▶ _Problem to solve_: Could you write out the records below exactly as they appear, leaving out any pictures?

Stored data entries
-*-

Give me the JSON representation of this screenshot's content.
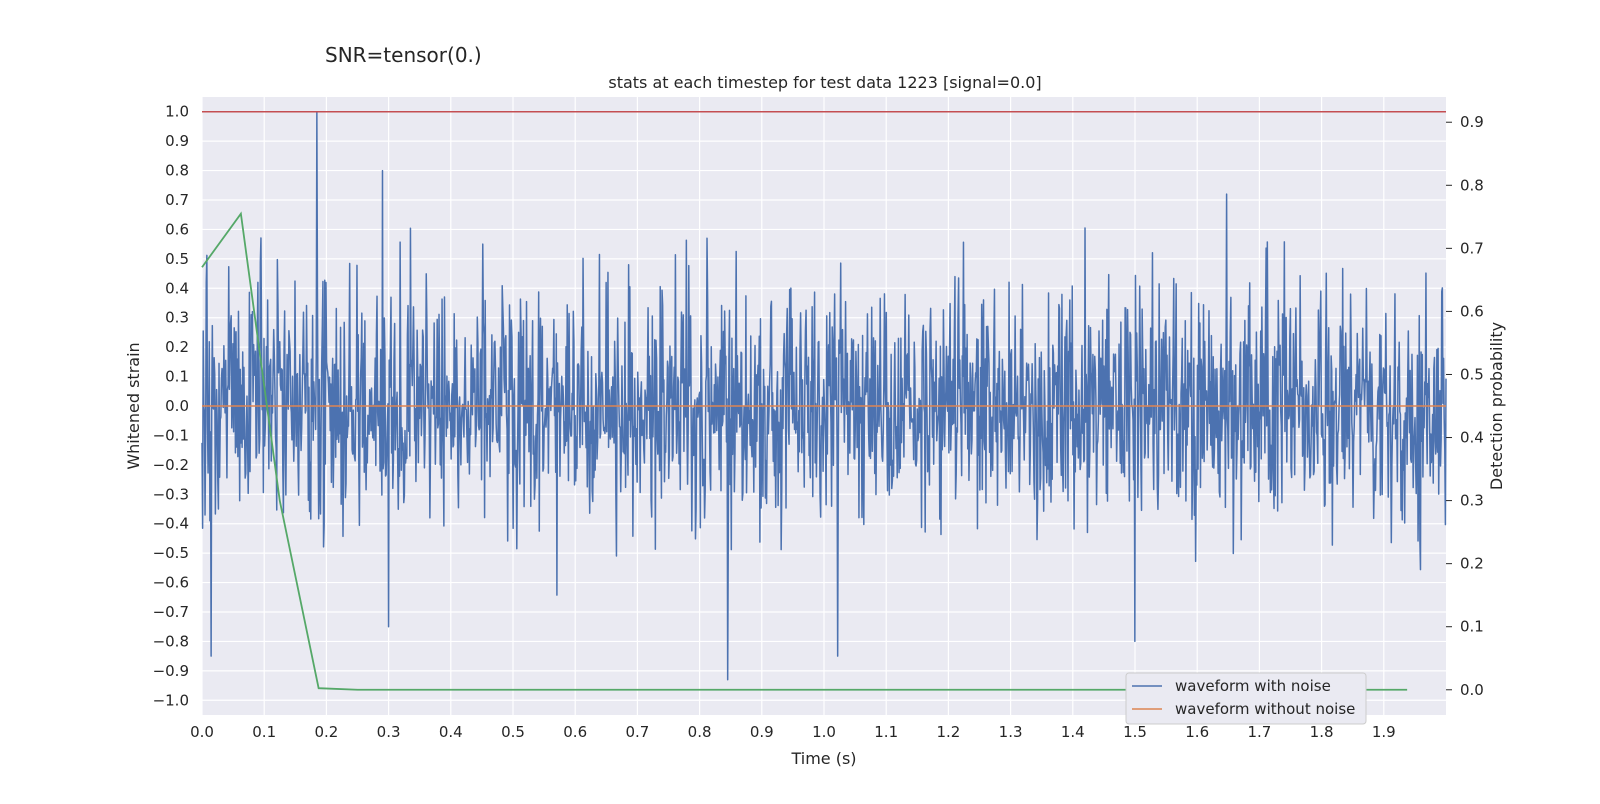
{
  "figure": {
    "suptitle": "SNR=tensor(0.)"
  },
  "chart_data": {
    "type": "line",
    "title": "stats at each timestep for test data 1223 [signal=0.0]",
    "xlabel": "Time (s)",
    "ylabel": "Whitened strain",
    "y2label": "Detection probability",
    "xlim": [
      0.0,
      2.0
    ],
    "ylim": [
      -1.05,
      1.05
    ],
    "y2lim": [
      -0.04,
      0.94
    ],
    "x_ticks": [
      "0.0",
      "0.1",
      "0.2",
      "0.3",
      "0.4",
      "0.5",
      "0.6",
      "0.7",
      "0.8",
      "0.9",
      "1.0",
      "1.1",
      "1.2",
      "1.3",
      "1.4",
      "1.5",
      "1.6",
      "1.7",
      "1.8",
      "1.9"
    ],
    "y_ticks": [
      "1.0",
      "0.9",
      "0.8",
      "0.7",
      "0.6",
      "0.5",
      "0.4",
      "0.3",
      "0.2",
      "0.1",
      "0.0",
      "−0.1",
      "−0.2",
      "−0.3",
      "−0.4",
      "−0.5",
      "−0.6",
      "−0.7",
      "−0.8",
      "−0.9",
      "−1.0"
    ],
    "y2_ticks": [
      "0.9",
      "0.8",
      "0.7",
      "0.6",
      "0.5",
      "0.4",
      "0.3",
      "0.2",
      "0.1",
      "0.0"
    ],
    "grid": true,
    "legend_position": "bottom-right",
    "colors": {
      "noisy": "#4c72b0",
      "clean": "#dd8452",
      "probability": "#55a868",
      "threshold": "#c44e52",
      "plot_bg": "#eaeaf2",
      "grid": "#ffffff"
    },
    "series": [
      {
        "name": "waveform with noise",
        "axis": "left",
        "n_points": 2048,
        "x_range": [
          0.0,
          2.0
        ],
        "approx_std": 0.2,
        "notable_peaks": [
          {
            "x": 0.185,
            "y": 1.0
          },
          {
            "x": 0.29,
            "y": 0.8
          },
          {
            "x": 0.015,
            "y": -0.85
          },
          {
            "x": 0.3,
            "y": -0.75
          },
          {
            "x": 0.845,
            "y": -0.93
          },
          {
            "x": 1.022,
            "y": -0.85
          },
          {
            "x": 1.5,
            "y": -0.8
          }
        ]
      },
      {
        "name": "waveform without noise",
        "axis": "left",
        "x": [
          0.0,
          2.0
        ],
        "y": [
          0.0,
          0.0
        ]
      },
      {
        "axis": "right",
        "x": [
          0.0,
          0.0625,
          0.125,
          0.1875,
          0.25,
          1.9375
        ],
        "y": [
          0.67,
          0.755,
          0.3,
          0.0025,
          0.0,
          0.0
        ]
      },
      {
        "axis": "left",
        "x": [
          0.0,
          2.0
        ],
        "y": [
          1.0,
          1.0
        ]
      }
    ]
  }
}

-*-

▶ _Full response_:
Give me the JSON representation of this screenshot's content.
{
  "figure": {
    "suptitle": "SNR=tensor(0.)"
  },
  "chart_data": {
    "type": "line",
    "title": "stats at each timestep for test data 1223 [signal=0.0]",
    "xlabel": "Time (s)",
    "ylabel": "Whitened strain",
    "y2label": "Detection probability",
    "xlim": [
      0.0,
      2.0
    ],
    "ylim": [
      -1.05,
      1.05
    ],
    "y2lim": [
      -0.04,
      0.94
    ],
    "x_ticks": [
      "0.0",
      "0.1",
      "0.2",
      "0.3",
      "0.4",
      "0.5",
      "0.6",
      "0.7",
      "0.8",
      "0.9",
      "1.0",
      "1.1",
      "1.2",
      "1.3",
      "1.4",
      "1.5",
      "1.6",
      "1.7",
      "1.8",
      "1.9"
    ],
    "y_ticks": [
      "1.0",
      "0.9",
      "0.8",
      "0.7",
      "0.6",
      "0.5",
      "0.4",
      "0.3",
      "0.2",
      "0.1",
      "0.0",
      "−0.1",
      "−0.2",
      "−0.3",
      "−0.4",
      "−0.5",
      "−0.6",
      "−0.7",
      "−0.8",
      "−0.9",
      "−1.0"
    ],
    "y2_ticks": [
      "0.9",
      "0.8",
      "0.7",
      "0.6",
      "0.5",
      "0.4",
      "0.3",
      "0.2",
      "0.1",
      "0.0"
    ],
    "grid": true,
    "legend_position": "bottom-right",
    "colors": {
      "noisy": "#4c72b0",
      "clean": "#dd8452",
      "probability": "#55a868",
      "threshold": "#c44e52",
      "plot_bg": "#eaeaf2",
      "grid": "#ffffff"
    },
    "series": [
      {
        "name": "waveform with noise",
        "axis": "left",
        "n_points": 2048,
        "x_range": [
          0.0,
          2.0
        ],
        "approx_std": 0.2,
        "notable_peaks": [
          {
            "x": 0.185,
            "y": 1.0
          },
          {
            "x": 0.29,
            "y": 0.8
          },
          {
            "x": 0.015,
            "y": -0.85
          },
          {
            "x": 0.3,
            "y": -0.75
          },
          {
            "x": 0.845,
            "y": -0.93
          },
          {
            "x": 1.022,
            "y": -0.85
          },
          {
            "x": 1.5,
            "y": -0.8
          }
        ]
      },
      {
        "name": "waveform without noise",
        "axis": "left",
        "x": [
          0.0,
          2.0
        ],
        "y": [
          0.0,
          0.0
        ]
      },
      {
        "axis": "right",
        "x": [
          0.0,
          0.0625,
          0.125,
          0.1875,
          0.25,
          1.9375
        ],
        "y": [
          0.67,
          0.755,
          0.3,
          0.0025,
          0.0,
          0.0
        ]
      },
      {
        "axis": "left",
        "x": [
          0.0,
          2.0
        ],
        "y": [
          1.0,
          1.0
        ]
      }
    ]
  }
}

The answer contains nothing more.